*WHAT TO DO*: Pick out the lines below with "sans" and list them.

*GIVEN RECORDS*:
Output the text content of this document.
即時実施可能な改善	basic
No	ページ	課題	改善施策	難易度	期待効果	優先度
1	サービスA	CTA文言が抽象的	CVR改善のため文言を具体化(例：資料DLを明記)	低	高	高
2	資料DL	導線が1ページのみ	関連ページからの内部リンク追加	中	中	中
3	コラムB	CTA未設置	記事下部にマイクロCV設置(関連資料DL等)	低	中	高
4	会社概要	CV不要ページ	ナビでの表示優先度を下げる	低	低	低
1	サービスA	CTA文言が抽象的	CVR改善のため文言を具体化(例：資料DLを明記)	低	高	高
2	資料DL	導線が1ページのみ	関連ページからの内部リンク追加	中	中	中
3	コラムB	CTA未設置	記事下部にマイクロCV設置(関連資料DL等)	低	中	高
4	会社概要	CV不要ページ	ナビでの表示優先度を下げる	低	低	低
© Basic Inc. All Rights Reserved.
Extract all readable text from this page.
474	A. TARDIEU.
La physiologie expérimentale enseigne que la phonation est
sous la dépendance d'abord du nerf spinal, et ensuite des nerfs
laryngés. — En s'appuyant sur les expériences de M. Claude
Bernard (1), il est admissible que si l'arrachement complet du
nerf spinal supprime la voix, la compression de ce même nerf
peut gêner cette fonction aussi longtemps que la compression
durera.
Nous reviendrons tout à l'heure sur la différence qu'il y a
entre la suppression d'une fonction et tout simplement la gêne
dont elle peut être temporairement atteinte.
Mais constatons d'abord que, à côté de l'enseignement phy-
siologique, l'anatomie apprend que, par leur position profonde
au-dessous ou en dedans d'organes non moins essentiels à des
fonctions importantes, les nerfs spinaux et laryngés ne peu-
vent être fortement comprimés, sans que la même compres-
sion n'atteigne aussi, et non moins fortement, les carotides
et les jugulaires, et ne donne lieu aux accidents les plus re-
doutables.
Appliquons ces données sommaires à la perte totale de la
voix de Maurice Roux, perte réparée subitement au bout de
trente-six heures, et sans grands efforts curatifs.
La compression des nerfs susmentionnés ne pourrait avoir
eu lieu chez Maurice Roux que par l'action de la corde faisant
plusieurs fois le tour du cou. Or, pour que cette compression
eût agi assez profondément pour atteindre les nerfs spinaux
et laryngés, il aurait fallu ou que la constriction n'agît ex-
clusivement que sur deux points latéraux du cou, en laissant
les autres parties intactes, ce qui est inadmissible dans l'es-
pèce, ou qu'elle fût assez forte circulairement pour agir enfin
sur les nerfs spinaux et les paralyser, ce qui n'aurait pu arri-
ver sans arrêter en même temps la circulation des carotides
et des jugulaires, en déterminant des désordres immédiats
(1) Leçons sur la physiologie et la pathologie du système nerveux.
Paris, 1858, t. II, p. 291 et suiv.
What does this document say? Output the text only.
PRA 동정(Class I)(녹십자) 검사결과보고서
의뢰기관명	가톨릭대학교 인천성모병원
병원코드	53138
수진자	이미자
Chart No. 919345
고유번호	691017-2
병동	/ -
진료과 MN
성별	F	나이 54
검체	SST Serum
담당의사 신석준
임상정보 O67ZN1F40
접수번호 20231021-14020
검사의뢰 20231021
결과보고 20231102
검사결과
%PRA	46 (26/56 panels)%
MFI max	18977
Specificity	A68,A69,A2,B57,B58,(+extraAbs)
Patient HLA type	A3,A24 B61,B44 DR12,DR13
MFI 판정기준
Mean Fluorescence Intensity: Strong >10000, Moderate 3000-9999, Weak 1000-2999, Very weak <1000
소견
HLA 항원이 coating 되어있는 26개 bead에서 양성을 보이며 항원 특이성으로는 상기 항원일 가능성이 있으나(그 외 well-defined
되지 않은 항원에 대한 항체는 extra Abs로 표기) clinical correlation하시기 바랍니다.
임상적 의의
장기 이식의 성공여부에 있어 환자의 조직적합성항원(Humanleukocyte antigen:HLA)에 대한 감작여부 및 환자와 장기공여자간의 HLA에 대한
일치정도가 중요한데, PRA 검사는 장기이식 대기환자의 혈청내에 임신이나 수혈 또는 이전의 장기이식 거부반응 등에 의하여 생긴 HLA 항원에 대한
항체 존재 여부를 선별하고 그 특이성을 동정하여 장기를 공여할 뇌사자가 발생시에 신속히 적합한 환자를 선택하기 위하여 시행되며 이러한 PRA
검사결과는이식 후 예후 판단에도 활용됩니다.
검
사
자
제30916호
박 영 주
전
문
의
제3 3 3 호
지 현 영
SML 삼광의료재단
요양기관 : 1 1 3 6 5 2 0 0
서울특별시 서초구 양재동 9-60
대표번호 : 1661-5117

*ANSWER FOR THIS EXERCISE*:
vent être fortement comprimés, sans que la même compres-
trente-six heures, et sans grands efforts curatifs.
ver sans arrêter en même temps la circulation des carotides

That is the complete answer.